▶ _PROBLEM TO SOLVE_: Write every record out again exactly, and keep images out of it.

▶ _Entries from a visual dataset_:
+ + +

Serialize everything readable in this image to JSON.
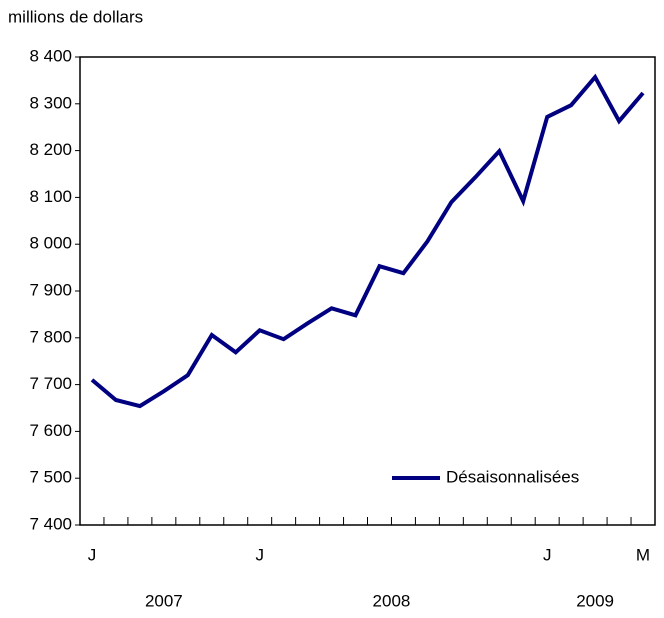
{
  "chart_data": {
    "type": "line",
    "y_axis_label": "millions de dollars",
    "categories": [
      "J",
      null,
      null,
      null,
      null,
      null,
      null,
      "J",
      null,
      null,
      null,
      null,
      null,
      null,
      null,
      null,
      null,
      null,
      null,
      "J",
      null,
      null,
      null,
      "M"
    ],
    "years": [
      "2007",
      "2008",
      "2009"
    ],
    "series": [
      {
        "name": "Désaisonnalisées",
        "color": "#000080",
        "values": [
          7710,
          7667,
          7654,
          7686,
          7720,
          7806,
          7769,
          7816,
          7797,
          7831,
          7863,
          7848,
          7953,
          7938,
          8006,
          8090,
          8143,
          8199,
          8092,
          8272,
          8297,
          8357,
          8263,
          8323
        ]
      }
    ],
    "ylim": [
      7400,
      8400
    ],
    "yticks": [
      {
        "value": 7400,
        "label": "7 400"
      },
      {
        "value": 7500,
        "label": "7 500"
      },
      {
        "value": 7600,
        "label": "7 600"
      },
      {
        "value": 7700,
        "label": "7 700"
      },
      {
        "value": 7800,
        "label": "7 800"
      },
      {
        "value": 7900,
        "label": "7 900"
      },
      {
        "value": 8000,
        "label": "8 000"
      },
      {
        "value": 8100,
        "label": "8 100"
      },
      {
        "value": 8200,
        "label": "8 200"
      },
      {
        "value": 8300,
        "label": "8 300"
      },
      {
        "value": 8400,
        "label": "8 400"
      }
    ],
    "grid": false,
    "legend": "lower right"
  }
}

+ + +

▶ _ANSWER TO THE TASK_:
Serialize everything readable in this image to JSON.
{
  "chart_data": {
    "type": "line",
    "y_axis_label": "millions de dollars",
    "categories": [
      "J",
      null,
      null,
      null,
      null,
      null,
      null,
      "J",
      null,
      null,
      null,
      null,
      null,
      null,
      null,
      null,
      null,
      null,
      null,
      "J",
      null,
      null,
      null,
      "M"
    ],
    "years": [
      "2007",
      "2008",
      "2009"
    ],
    "series": [
      {
        "name": "Désaisonnalisées",
        "color": "#000080",
        "values": [
          7710,
          7667,
          7654,
          7686,
          7720,
          7806,
          7769,
          7816,
          7797,
          7831,
          7863,
          7848,
          7953,
          7938,
          8006,
          8090,
          8143,
          8199,
          8092,
          8272,
          8297,
          8357,
          8263,
          8323
        ]
      }
    ],
    "ylim": [
      7400,
      8400
    ],
    "yticks": [
      {
        "value": 7400,
        "label": "7 400"
      },
      {
        "value": 7500,
        "label": "7 500"
      },
      {
        "value": 7600,
        "label": "7 600"
      },
      {
        "value": 7700,
        "label": "7 700"
      },
      {
        "value": 7800,
        "label": "7 800"
      },
      {
        "value": 7900,
        "label": "7 900"
      },
      {
        "value": 8000,
        "label": "8 000"
      },
      {
        "value": 8100,
        "label": "8 100"
      },
      {
        "value": 8200,
        "label": "8 200"
      },
      {
        "value": 8300,
        "label": "8 300"
      },
      {
        "value": 8400,
        "label": "8 400"
      }
    ],
    "grid": false,
    "legend": "lower right"
  }
}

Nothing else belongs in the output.